Data entries for graphics
▬▬▬▬▬▬
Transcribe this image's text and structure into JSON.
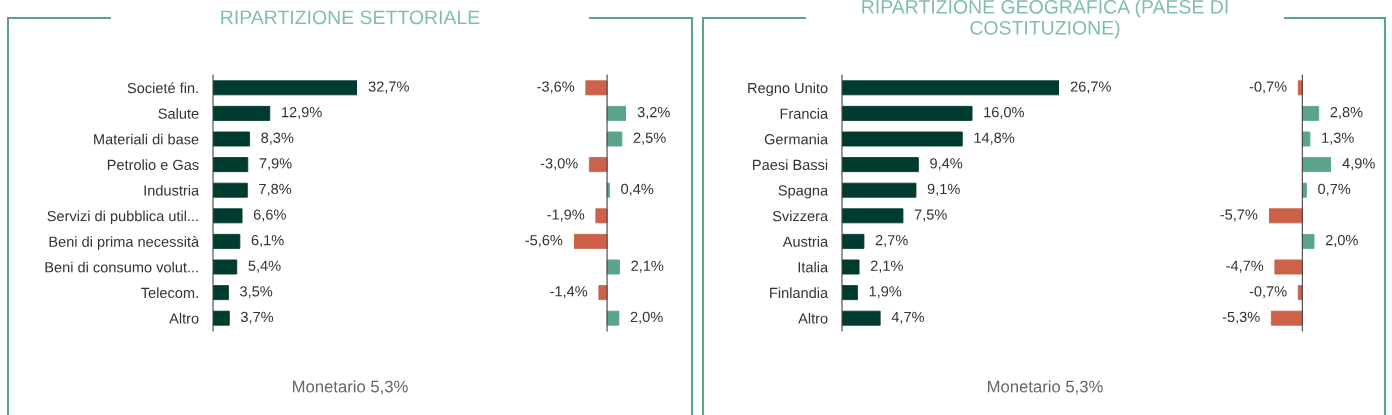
{
  "chart_data": [
    {
      "type": "bar",
      "title": "RIPARTIZIONE SETTORIALE",
      "orientation": "horizontal",
      "tick_labels": "y",
      "grid": false,
      "legend": false,
      "categories": [
        "Societé fin.",
        "Salute",
        "Materiali di base",
        "Petrolio e Gas",
        "Industria",
        "Servizi di pubblica util...",
        "Beni di prima necessità",
        "Beni di consumo volut...",
        "Telecom.",
        "Altro"
      ],
      "values": [
        32.7,
        12.9,
        8.3,
        7.9,
        7.8,
        6.6,
        6.1,
        5.4,
        3.5,
        3.7
      ],
      "value_labels": [
        "32,7%",
        "12,9%",
        "8,3%",
        "7,9%",
        "7,8%",
        "6,6%",
        "6,1%",
        "5,4%",
        "3,5%",
        "3,7%"
      ],
      "color": "#003b2f",
      "annotations": [
        "Monetario 5,3%"
      ]
    },
    {
      "type": "bar",
      "orientation": "horizontal",
      "tick_labels": false,
      "grid": false,
      "legend": false,
      "categories": [
        null,
        null,
        null,
        null,
        null,
        null,
        null,
        null,
        null,
        null
      ],
      "values": [
        -3.6,
        3.2,
        2.5,
        -3.0,
        0.4,
        -1.9,
        -5.6,
        2.1,
        -1.4,
        2.0
      ],
      "value_labels": [
        "-3,6%",
        "3,2%",
        "2,5%",
        "-3,0%",
        "0,4%",
        "-1,9%",
        "-5,6%",
        "2,1%",
        "-1,4%",
        "2,0%"
      ],
      "colors": [
        "#cd6149",
        "#5aa58a",
        "#5aa58a",
        "#cd6149",
        "#5aa58a",
        "#cd6149",
        "#cd6149",
        "#5aa58a",
        "#cd6149",
        "#5aa58a"
      ]
    },
    {
      "type": "bar",
      "title": "RIPARTIZIONE GEOGRAFICA (PAESE DI COSTITUZIONE)",
      "orientation": "horizontal",
      "tick_labels": "y",
      "grid": false,
      "legend": false,
      "categories": [
        "Regno Unito",
        "Francia",
        "Germania",
        "Paesi Bassi",
        "Spagna",
        "Svizzera",
        "Austria",
        "Italia",
        "Finlandia",
        "Altro"
      ],
      "values": [
        26.7,
        16.0,
        14.8,
        9.4,
        9.1,
        7.5,
        2.7,
        2.1,
        1.9,
        4.7
      ],
      "value_labels": [
        "26,7%",
        "16,0%",
        "14,8%",
        "9,4%",
        "9,1%",
        "7,5%",
        "2,7%",
        "2,1%",
        "1,9%",
        "4,7%"
      ],
      "color": "#003b2f",
      "annotations": [
        "Monetario 5,3%"
      ]
    },
    {
      "type": "bar",
      "orientation": "horizontal",
      "tick_labels": false,
      "grid": false,
      "legend": false,
      "categories": [
        null,
        null,
        null,
        null,
        null,
        null,
        null,
        null,
        null,
        null
      ],
      "values": [
        -0.7,
        2.8,
        1.3,
        4.9,
        0.7,
        -5.7,
        2.0,
        -4.7,
        -0.7,
        -5.3
      ],
      "value_labels": [
        "-0,7%",
        "2,8%",
        "1,3%",
        "4,9%",
        "0,7%",
        "-5,7%",
        "2,0%",
        "-4,7%",
        "-0,7%",
        "-5,3%"
      ],
      "colors": [
        "#cd6149",
        "#5aa58a",
        "#5aa58a",
        "#5aa58a",
        "#5aa58a",
        "#cd6149",
        "#5aa58a",
        "#cd6149",
        "#cd6149",
        "#cd6149"
      ]
    }
  ]
}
▬▬▬▬▬▬
PROMPT — Identify and extract each line of the listing that contains "RIPARTIZIONE".

WRITTEN RESPONSE —
      "title": "RIPARTIZIONE SETTORIALE",
      "title": "RIPARTIZIONE GEOGRAFICA (PAESE DI COSTITUZIONE)",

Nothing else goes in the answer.